**Stored records**
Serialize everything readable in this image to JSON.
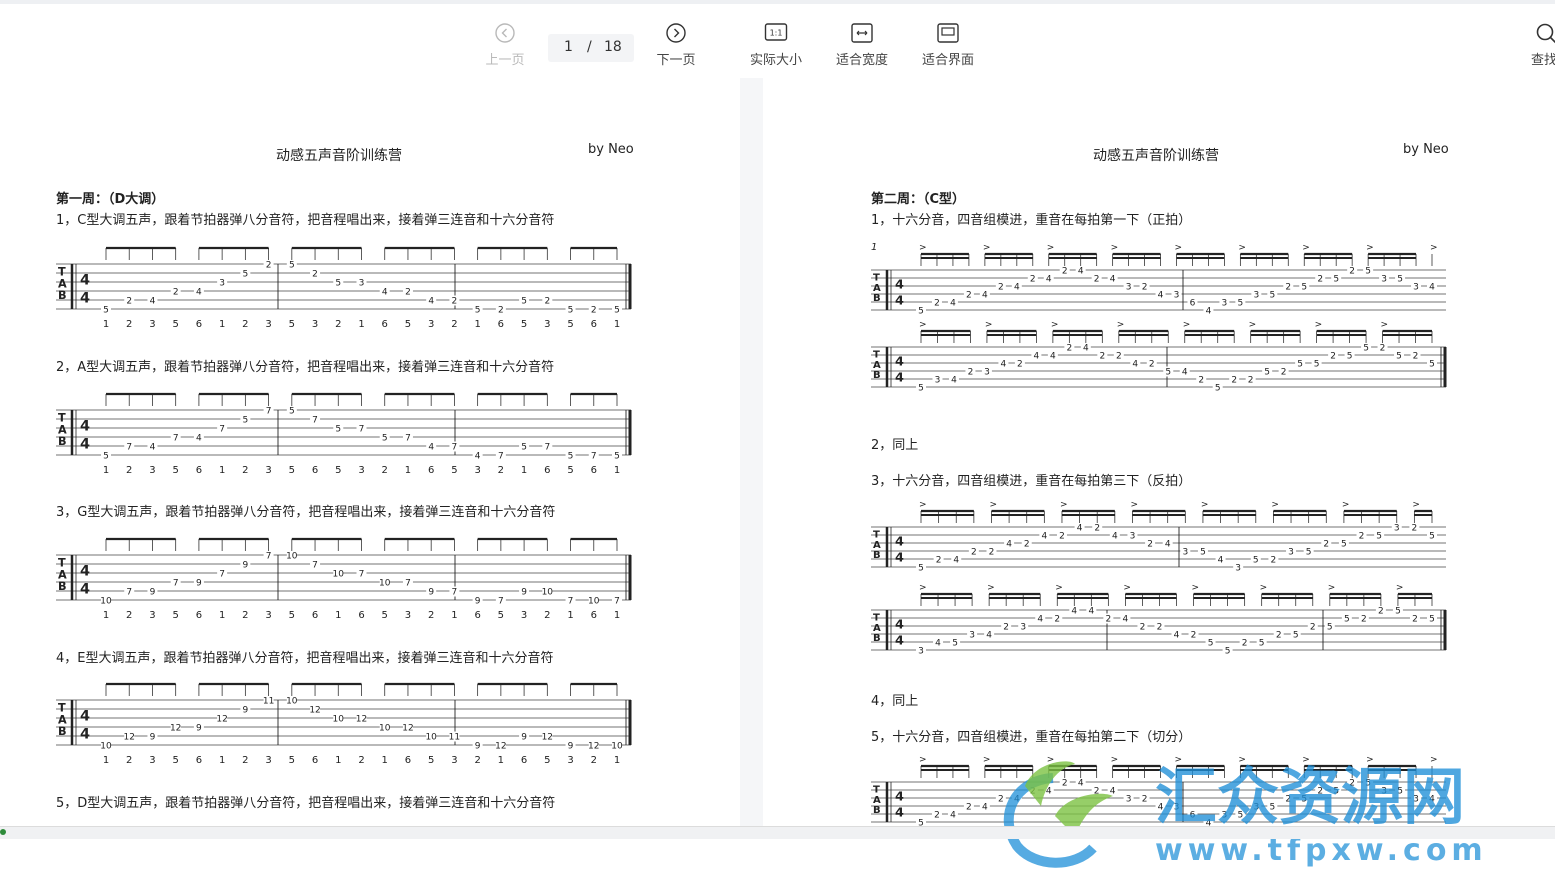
{
  "toolbar": {
    "prev_label": "上一页",
    "next_label": "下一页",
    "current_page": "1",
    "separator": "/",
    "total_pages": "18",
    "actual_size_label": "实际大小",
    "actual_size_icon_text": "1:1",
    "fit_width_label": "适合宽度",
    "fit_page_label": "适合界面",
    "search_label": "查找"
  },
  "left_page": {
    "title": "动感五声音阶训练营",
    "author": "by Neo",
    "week_heading": "第一周：（D大调）",
    "exercises": [
      {
        "text": "1，C型大调五声，跟着节拍器弹八分音符，把音程唱出来，接着弹三连音和十六分音符",
        "degrees": [
          "1",
          "2",
          "3",
          "5",
          "6",
          "1",
          "2",
          "3",
          "5",
          "3",
          "2",
          "1",
          "6",
          "5",
          "3",
          "2",
          "1",
          "6",
          "5",
          "3",
          "5",
          "6",
          "1"
        ]
      },
      {
        "text": "2，A型大调五声，跟着节拍器弹八分音符，把音程唱出来，接着弹三连音和十六分音符",
        "degrees": [
          "1",
          "2",
          "3",
          "5",
          "6",
          "1",
          "2",
          "3",
          "5",
          "6",
          "5",
          "3",
          "2",
          "1",
          "6",
          "5",
          "3",
          "2",
          "1",
          "6",
          "5",
          "6",
          "1"
        ]
      },
      {
        "text": "3，G型大调五声，跟着节拍器弹八分音符，把音程唱出来，接着弹三连音和十六分音符",
        "degrees": [
          "1",
          "2",
          "3",
          "5",
          "6",
          "1",
          "2",
          "3",
          "5",
          "6",
          "1",
          "6",
          "5",
          "3",
          "2",
          "1",
          "6",
          "5",
          "3",
          "2",
          "1",
          "6",
          "1"
        ]
      },
      {
        "text": "4，E型大调五声，跟着节拍器弹八分音符，把音程唱出来，接着弹三连音和十六分音符",
        "degrees": [
          "1",
          "2",
          "3",
          "5",
          "6",
          "1",
          "2",
          "3",
          "5",
          "6",
          "1",
          "2",
          "1",
          "6",
          "5",
          "3",
          "2",
          "1",
          "6",
          "5",
          "3",
          "2",
          "1"
        ]
      },
      {
        "text": "5，D型大调五声，跟着节拍器弹八分音符，把音程唱出来，接着弹三连音和十六分音符",
        "degrees": []
      }
    ],
    "tab_fret_rows": [
      [
        "5",
        "2",
        "4",
        "2",
        "4",
        "3",
        "5",
        "2",
        "5",
        "2",
        "5",
        "3",
        "4",
        "2",
        "4",
        "2",
        "5",
        "2",
        "5",
        "2",
        "5",
        "2",
        "5"
      ],
      [
        "5",
        "7",
        "4",
        "7",
        "4",
        "7",
        "5",
        "7",
        "5",
        "7",
        "5",
        "7",
        "5",
        "7",
        "4",
        "7",
        "4",
        "7",
        "5",
        "7",
        "5",
        "7",
        "5"
      ],
      [
        "10",
        "7",
        "9",
        "7",
        "9",
        "7",
        "9",
        "7",
        "10",
        "7",
        "10",
        "7",
        "10",
        "7",
        "9",
        "7",
        "9",
        "7",
        "9",
        "10",
        "7",
        "10",
        "7"
      ],
      [
        "10",
        "12",
        "9",
        "12",
        "9",
        "12",
        "9",
        "11",
        "10",
        "12",
        "10",
        "12",
        "10",
        "12",
        "10",
        "11",
        "9",
        "12",
        "9",
        "12",
        "9",
        "12",
        "10"
      ]
    ]
  },
  "right_page": {
    "title": "动感五声音阶训练营",
    "author": "by Neo",
    "week_heading": "第二周：（C型）",
    "items": [
      "1，十六分音，四音组模进，重音在每拍第一下（正拍）",
      "2，同上",
      "3，十六分音，四音组模进，重音在每拍第三下（反拍）",
      "4，同上",
      "5，十六分音，四音组模进，重音在每拍第二下（切分）"
    ],
    "measure_number": "1",
    "tab_fret_rows": [
      [
        "5",
        "2",
        "4",
        "2",
        "4",
        "2",
        "4",
        "2",
        "4",
        "2",
        "4",
        "2",
        "4",
        "3",
        "2",
        "4",
        "3",
        "6",
        "4",
        "3",
        "5",
        "3",
        "5",
        "2",
        "5",
        "2",
        "5",
        "2",
        "5",
        "3",
        "5",
        "3",
        "4"
      ],
      [
        "5",
        "3",
        "4",
        "2",
        "3",
        "4",
        "2",
        "4",
        "4",
        "2",
        "4",
        "2",
        "2",
        "4",
        "2",
        "5",
        "4",
        "2",
        "5",
        "2",
        "2",
        "5",
        "2",
        "5",
        "5",
        "2",
        "5",
        "5",
        "2",
        "5",
        "2",
        "5"
      ],
      [
        "5",
        "2",
        "4",
        "2",
        "2",
        "4",
        "2",
        "4",
        "2",
        "4",
        "2",
        "4",
        "3",
        "2",
        "4",
        "3",
        "5",
        "4",
        "3",
        "5",
        "2",
        "3",
        "5",
        "2",
        "5",
        "2",
        "5",
        "3",
        "2",
        "5"
      ],
      [
        "3",
        "4",
        "5",
        "3",
        "4",
        "2",
        "3",
        "4",
        "2",
        "4",
        "4",
        "2",
        "4",
        "2",
        "2",
        "4",
        "2",
        "5",
        "5",
        "2",
        "5",
        "2",
        "5",
        "2",
        "5",
        "5",
        "2",
        "2",
        "5",
        "2",
        "5"
      ]
    ]
  },
  "watermark": {
    "brand_text": "汇众资源网",
    "url_text": "www.tfpxw.com"
  },
  "colors": {
    "toolbar_bg": "#ffffff",
    "doc_bg": "#f5f6f8",
    "disabled_text": "#b9b9b9",
    "watermark_blue": "#1e8fd8",
    "watermark_green": "#7cc242"
  }
}
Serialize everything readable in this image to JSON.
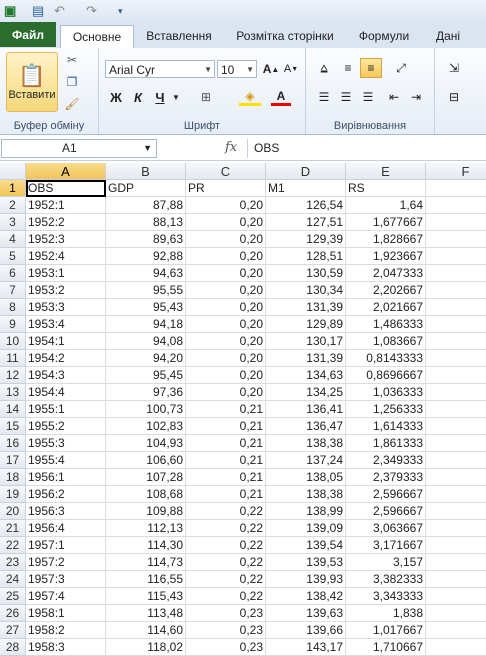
{
  "tabs": [
    "Файл",
    "Основне",
    "Вставлення",
    "Розмітка сторінки",
    "Формули",
    "Дані"
  ],
  "ribbon": {
    "paste_label": "Вставити",
    "clipboard_group": "Буфер обміну",
    "font_group": "Шрифт",
    "align_group": "Вирівнювання",
    "font_name": "Arial Cyr",
    "font_size": "10",
    "bold": "Ж",
    "italic": "К",
    "underline": "Ч"
  },
  "formula_bar": {
    "name_box": "A1",
    "fx": "fx",
    "content": "OBS"
  },
  "columns": [
    "A",
    "B",
    "C",
    "D",
    "E",
    "F"
  ],
  "header_row": [
    "OBS",
    "GDP",
    "PR",
    "M1",
    "RS"
  ],
  "rows": [
    [
      "1952:1",
      "87,88",
      "0,20",
      "126,54",
      "1,64"
    ],
    [
      "1952:2",
      "88,13",
      "0,20",
      "127,51",
      "1,677667"
    ],
    [
      "1952:3",
      "89,63",
      "0,20",
      "129,39",
      "1,828667"
    ],
    [
      "1952:4",
      "92,88",
      "0,20",
      "128,51",
      "1,923667"
    ],
    [
      "1953:1",
      "94,63",
      "0,20",
      "130,59",
      "2,047333"
    ],
    [
      "1953:2",
      "95,55",
      "0,20",
      "130,34",
      "2,202667"
    ],
    [
      "1953:3",
      "95,43",
      "0,20",
      "131,39",
      "2,021667"
    ],
    [
      "1953:4",
      "94,18",
      "0,20",
      "129,89",
      "1,486333"
    ],
    [
      "1954:1",
      "94,08",
      "0,20",
      "130,17",
      "1,083667"
    ],
    [
      "1954:2",
      "94,20",
      "0,20",
      "131,39",
      "0,8143333"
    ],
    [
      "1954:3",
      "95,45",
      "0,20",
      "134,63",
      "0,8696667"
    ],
    [
      "1954:4",
      "97,36",
      "0,20",
      "134,25",
      "1,036333"
    ],
    [
      "1955:1",
      "100,73",
      "0,21",
      "136,41",
      "1,256333"
    ],
    [
      "1955:2",
      "102,83",
      "0,21",
      "136,47",
      "1,614333"
    ],
    [
      "1955:3",
      "104,93",
      "0,21",
      "138,38",
      "1,861333"
    ],
    [
      "1955:4",
      "106,60",
      "0,21",
      "137,24",
      "2,349333"
    ],
    [
      "1956:1",
      "107,28",
      "0,21",
      "138,05",
      "2,379333"
    ],
    [
      "1956:2",
      "108,68",
      "0,21",
      "138,38",
      "2,596667"
    ],
    [
      "1956:3",
      "109,88",
      "0,22",
      "138,99",
      "2,596667"
    ],
    [
      "1956:4",
      "112,13",
      "0,22",
      "139,09",
      "3,063667"
    ],
    [
      "1957:1",
      "114,30",
      "0,22",
      "139,54",
      "3,171667"
    ],
    [
      "1957:2",
      "114,73",
      "0,22",
      "139,53",
      "3,157"
    ],
    [
      "1957:3",
      "116,55",
      "0,22",
      "139,93",
      "3,382333"
    ],
    [
      "1957:4",
      "115,43",
      "0,22",
      "138,42",
      "3,343333"
    ],
    [
      "1958:1",
      "113,48",
      "0,23",
      "139,63",
      "1,838"
    ],
    [
      "1958:2",
      "114,60",
      "0,23",
      "139,66",
      "1,017667"
    ],
    [
      "1958:3",
      "118,02",
      "0,23",
      "143,17",
      "1,710667"
    ]
  ]
}
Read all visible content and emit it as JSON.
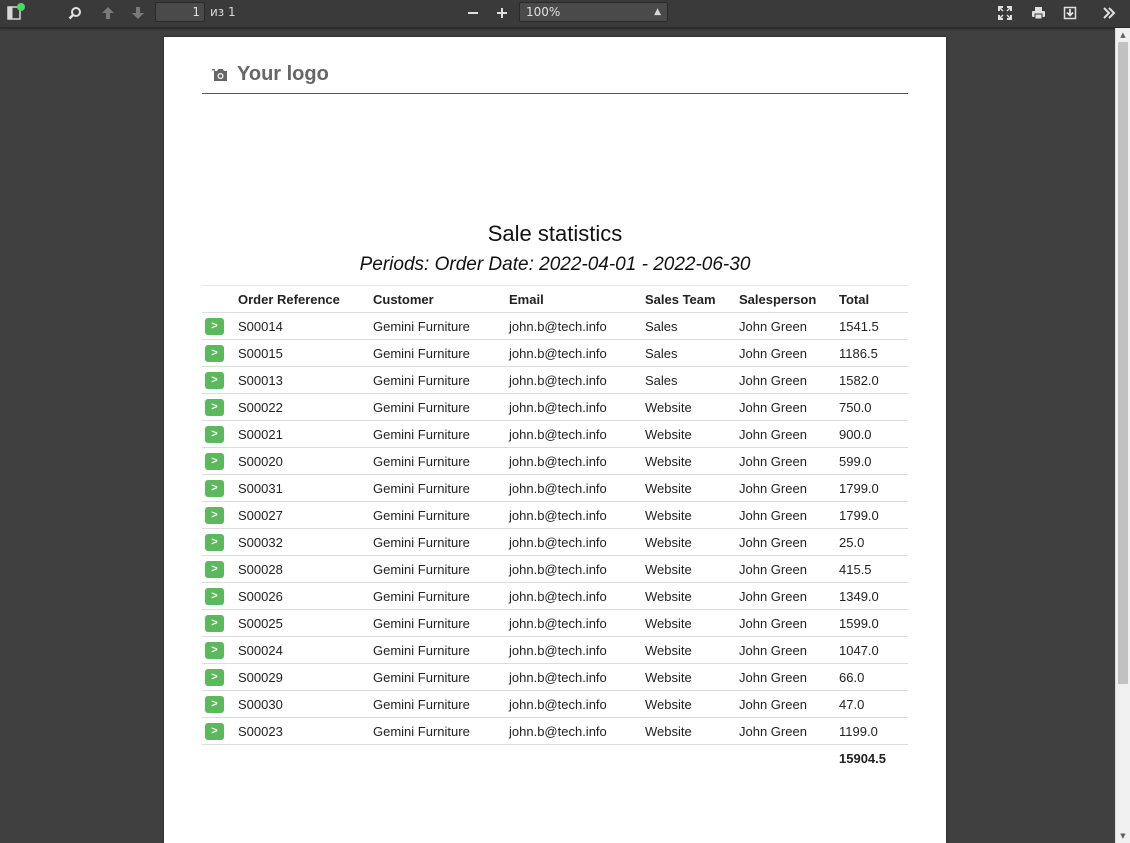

**Task to carry out**
Only the count is needed: the number of lines in the data that include the word "跟着节拍器弹八分音符".

**Solution to the problem**
5